-- Start EXERCISE DATA --

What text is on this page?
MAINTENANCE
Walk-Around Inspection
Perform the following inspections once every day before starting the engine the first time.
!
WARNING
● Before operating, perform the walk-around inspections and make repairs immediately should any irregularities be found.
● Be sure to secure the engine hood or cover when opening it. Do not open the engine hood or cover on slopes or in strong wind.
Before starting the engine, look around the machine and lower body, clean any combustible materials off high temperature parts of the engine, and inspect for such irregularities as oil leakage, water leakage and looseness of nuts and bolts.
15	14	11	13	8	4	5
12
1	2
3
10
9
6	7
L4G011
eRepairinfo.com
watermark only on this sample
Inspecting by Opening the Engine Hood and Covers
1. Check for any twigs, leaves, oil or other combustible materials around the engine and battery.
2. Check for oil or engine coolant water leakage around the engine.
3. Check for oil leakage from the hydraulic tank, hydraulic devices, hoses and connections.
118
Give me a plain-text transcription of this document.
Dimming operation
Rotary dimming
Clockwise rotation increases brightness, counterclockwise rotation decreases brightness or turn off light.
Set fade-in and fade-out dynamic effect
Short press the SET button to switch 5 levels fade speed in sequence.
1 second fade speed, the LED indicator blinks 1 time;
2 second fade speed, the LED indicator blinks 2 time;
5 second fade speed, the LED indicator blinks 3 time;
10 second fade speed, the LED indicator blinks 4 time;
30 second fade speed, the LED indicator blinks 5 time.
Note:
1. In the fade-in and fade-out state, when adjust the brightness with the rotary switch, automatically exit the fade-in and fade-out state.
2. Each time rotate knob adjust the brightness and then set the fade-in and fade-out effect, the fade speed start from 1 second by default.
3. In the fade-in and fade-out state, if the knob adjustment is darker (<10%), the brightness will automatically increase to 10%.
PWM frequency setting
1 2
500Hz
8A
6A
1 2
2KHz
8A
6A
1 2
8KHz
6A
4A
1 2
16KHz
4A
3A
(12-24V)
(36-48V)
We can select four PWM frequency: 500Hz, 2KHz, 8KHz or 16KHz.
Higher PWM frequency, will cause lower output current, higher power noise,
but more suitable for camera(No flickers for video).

-- End EXERCISE DATA --

Give back the whole listing, word for word.

What text is on this page?
MAINTENANCE
Walk-Around Inspection
Perform the following inspections once every day before starting the engine the first time.
!
WARNING
● Before operating, perform the walk-around inspections and make repairs immediately should any irregularities be found.
● Be sure to secure the engine hood or cover when opening it. Do not open the engine hood or cover on slopes or in strong wind.
Before starting the engine, look around the machine and lower body, clean any combustible materials off high temperature parts of the engine, and inspect for such irregularities as oil leakage, water leakage and looseness of nuts and bolts.
15	14	11	13	8	4	5
12
1	2
3
10
9
6	7
L4G011
eRepairinfo.com
watermark only on this sample
Inspecting by Opening the Engine Hood and Covers
1. Check for any twigs, leaves, oil or other combustible materials around the engine and battery.
2. Check for oil or engine coolant water leakage around the engine.
3. Check for oil leakage from the hydraulic tank, hydraulic devices, hoses and connections.
118
Give me a plain-text transcription of this document.
Dimming operation
Rotary dimming
Clockwise rotation increases brightness, counterclockwise rotation decreases brightness or turn off light.
Set fade-in and fade-out dynamic effect
Short press the SET button to switch 5 levels fade speed in sequence.
1 second fade speed, the LED indicator blinks 1 time;
2 second fade speed, the LED indicator blinks 2 time;
5 second fade speed, the LED indicator blinks 3 time;
10 second fade speed, the LED indicator blinks 4 time;
30 second fade speed, the LED indicator blinks 5 time.
Note:
1. In the fade-in and fade-out state, when adjust the brightness with the rotary switch, automatically exit the fade-in and fade-out state.
2. Each time rotate knob adjust the brightness and then set the fade-in and fade-out effect, the fade speed start from 1 second by default.
3. In the fade-in and fade-out state, if the knob adjustment is darker (<10%), the brightness will automatically increase to 10%.
PWM frequency setting
1 2
500Hz
8A
6A
1 2
2KHz
8A
6A
1 2
8KHz
6A
4A
1 2
16KHz
4A
3A
(12-24V)
(36-48V)
We can select four PWM frequency: 500Hz, 2KHz, 8KHz or 16KHz.
Higher PWM frequency, will cause lower output current, higher power noise,
but more suitable for camera(No flickers for video).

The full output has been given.